--- start ---
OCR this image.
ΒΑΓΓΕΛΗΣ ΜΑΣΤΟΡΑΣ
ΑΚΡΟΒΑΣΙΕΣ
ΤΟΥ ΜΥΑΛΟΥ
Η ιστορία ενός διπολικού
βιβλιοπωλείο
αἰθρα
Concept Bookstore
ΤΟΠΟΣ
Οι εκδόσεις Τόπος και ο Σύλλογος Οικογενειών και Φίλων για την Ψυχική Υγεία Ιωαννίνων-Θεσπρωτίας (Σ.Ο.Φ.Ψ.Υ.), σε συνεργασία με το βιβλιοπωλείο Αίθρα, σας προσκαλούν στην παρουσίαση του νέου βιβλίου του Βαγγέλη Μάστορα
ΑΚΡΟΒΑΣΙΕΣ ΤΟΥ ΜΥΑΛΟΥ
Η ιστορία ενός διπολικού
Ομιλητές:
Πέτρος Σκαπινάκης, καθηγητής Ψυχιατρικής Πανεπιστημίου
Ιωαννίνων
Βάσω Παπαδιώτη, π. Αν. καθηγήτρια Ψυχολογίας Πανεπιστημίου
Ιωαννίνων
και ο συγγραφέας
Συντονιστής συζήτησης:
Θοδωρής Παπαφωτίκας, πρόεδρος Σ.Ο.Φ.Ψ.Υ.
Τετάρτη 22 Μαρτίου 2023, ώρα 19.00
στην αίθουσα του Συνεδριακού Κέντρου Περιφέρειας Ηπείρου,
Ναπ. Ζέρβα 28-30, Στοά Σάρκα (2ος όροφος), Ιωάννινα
--- end ---
--- start ---
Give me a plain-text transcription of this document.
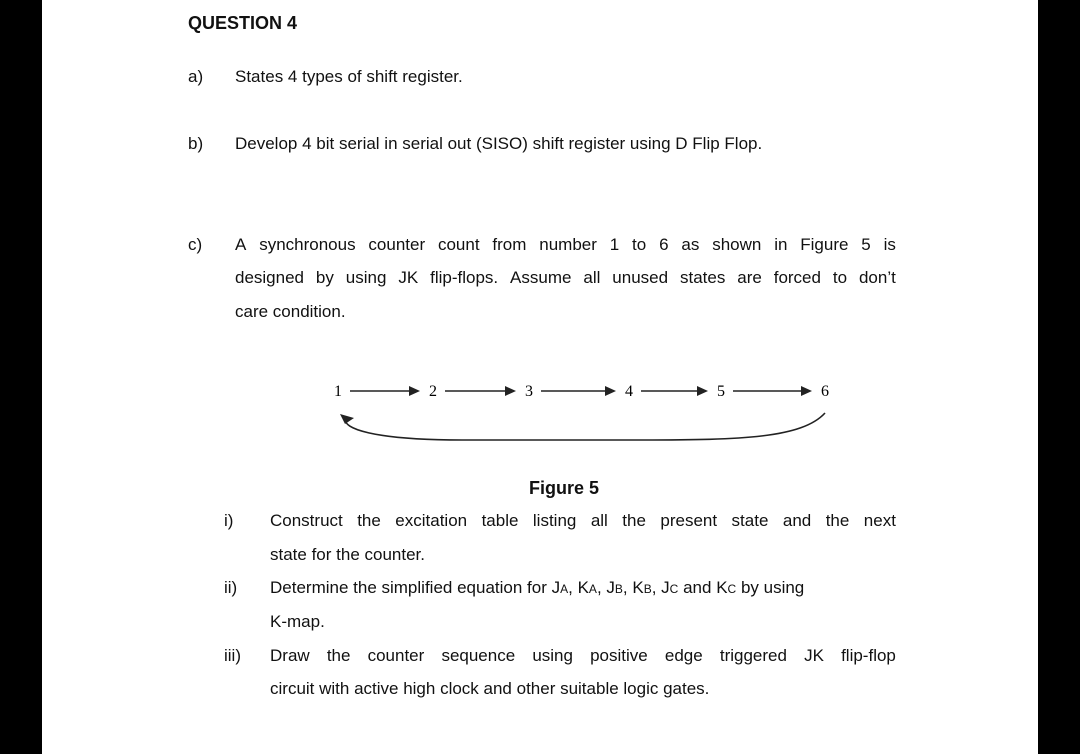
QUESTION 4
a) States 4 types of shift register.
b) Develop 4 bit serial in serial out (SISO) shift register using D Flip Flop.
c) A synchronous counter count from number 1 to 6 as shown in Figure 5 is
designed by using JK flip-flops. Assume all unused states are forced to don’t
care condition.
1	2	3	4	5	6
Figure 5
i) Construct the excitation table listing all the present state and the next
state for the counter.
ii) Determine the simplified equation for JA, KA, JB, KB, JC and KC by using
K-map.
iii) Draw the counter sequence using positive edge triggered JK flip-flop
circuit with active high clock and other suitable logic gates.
--- end ---
* _SHORT EXERCISE_
All lines holding the word "register" should be picked out and copied.

* _WRITTEN SOLUTION_
a) States 4 types of shift register.
b) Develop 4 bit serial in serial out (SISO) shift register using D Flip Flop.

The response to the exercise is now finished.